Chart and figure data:
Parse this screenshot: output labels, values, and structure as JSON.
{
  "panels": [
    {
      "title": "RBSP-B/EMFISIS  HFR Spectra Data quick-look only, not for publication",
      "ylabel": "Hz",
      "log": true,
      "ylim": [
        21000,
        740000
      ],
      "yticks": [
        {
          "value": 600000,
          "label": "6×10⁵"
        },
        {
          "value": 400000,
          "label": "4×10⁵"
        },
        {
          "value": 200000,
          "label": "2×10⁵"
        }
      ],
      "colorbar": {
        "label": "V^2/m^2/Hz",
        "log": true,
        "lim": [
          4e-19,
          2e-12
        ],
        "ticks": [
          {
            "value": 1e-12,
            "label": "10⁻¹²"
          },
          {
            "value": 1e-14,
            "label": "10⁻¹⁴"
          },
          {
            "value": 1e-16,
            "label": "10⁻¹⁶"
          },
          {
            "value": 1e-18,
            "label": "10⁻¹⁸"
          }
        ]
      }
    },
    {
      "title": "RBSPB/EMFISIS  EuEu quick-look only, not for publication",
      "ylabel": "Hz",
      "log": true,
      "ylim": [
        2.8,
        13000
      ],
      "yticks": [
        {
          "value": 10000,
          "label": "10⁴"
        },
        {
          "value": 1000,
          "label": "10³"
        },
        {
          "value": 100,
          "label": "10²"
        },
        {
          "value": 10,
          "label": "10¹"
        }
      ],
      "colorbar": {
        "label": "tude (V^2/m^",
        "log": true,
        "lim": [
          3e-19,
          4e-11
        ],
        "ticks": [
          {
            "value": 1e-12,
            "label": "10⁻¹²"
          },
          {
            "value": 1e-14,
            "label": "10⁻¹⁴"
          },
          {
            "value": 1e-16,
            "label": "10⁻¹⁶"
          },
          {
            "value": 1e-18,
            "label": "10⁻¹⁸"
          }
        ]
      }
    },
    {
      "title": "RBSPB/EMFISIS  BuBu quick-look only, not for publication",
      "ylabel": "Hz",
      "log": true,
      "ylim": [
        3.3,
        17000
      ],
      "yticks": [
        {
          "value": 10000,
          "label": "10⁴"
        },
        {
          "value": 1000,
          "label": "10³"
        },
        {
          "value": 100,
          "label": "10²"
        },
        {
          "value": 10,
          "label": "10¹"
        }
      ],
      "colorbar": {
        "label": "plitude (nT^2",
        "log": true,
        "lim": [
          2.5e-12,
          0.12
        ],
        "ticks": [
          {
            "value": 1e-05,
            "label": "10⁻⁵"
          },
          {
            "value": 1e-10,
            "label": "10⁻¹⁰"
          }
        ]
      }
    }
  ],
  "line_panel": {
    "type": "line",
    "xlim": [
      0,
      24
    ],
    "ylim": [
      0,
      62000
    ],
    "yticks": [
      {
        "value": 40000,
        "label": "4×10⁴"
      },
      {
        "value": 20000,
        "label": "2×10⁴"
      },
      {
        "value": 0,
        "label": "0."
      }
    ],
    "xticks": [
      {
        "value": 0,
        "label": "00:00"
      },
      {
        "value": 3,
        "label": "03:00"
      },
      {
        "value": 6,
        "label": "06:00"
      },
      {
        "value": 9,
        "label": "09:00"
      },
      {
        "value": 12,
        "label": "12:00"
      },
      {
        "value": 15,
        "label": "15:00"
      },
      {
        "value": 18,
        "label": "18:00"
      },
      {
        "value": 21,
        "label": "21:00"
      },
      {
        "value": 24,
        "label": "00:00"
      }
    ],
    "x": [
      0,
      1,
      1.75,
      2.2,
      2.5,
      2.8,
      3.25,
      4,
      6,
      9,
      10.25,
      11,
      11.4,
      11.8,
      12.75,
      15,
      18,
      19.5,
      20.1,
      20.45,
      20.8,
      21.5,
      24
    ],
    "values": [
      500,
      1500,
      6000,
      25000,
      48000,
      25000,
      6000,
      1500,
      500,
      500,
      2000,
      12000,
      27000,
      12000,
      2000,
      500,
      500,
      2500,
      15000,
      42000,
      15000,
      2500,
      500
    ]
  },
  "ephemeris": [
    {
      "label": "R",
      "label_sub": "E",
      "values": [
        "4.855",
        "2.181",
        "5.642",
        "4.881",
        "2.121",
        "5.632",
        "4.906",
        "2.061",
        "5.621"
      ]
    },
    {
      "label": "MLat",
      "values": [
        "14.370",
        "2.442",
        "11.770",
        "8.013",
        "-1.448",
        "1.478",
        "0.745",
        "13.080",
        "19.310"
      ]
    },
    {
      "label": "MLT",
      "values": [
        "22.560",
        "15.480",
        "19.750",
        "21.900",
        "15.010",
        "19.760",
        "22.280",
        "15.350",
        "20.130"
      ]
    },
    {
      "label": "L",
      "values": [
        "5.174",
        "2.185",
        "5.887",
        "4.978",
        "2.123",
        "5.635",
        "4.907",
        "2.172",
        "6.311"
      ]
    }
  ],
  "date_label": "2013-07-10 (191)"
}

▸ **Set task**: Return from the data every line that holds "only".

▸ **Answer below**:
      "title": "RBSP-B/EMFISIS  HFR Spectra Data quick-look only, not for publication",
      "title": "RBSPB/EMFISIS  EuEu quick-look only, not for publication",
      "title": "RBSPB/EMFISIS  BuBu quick-look only, not for publication",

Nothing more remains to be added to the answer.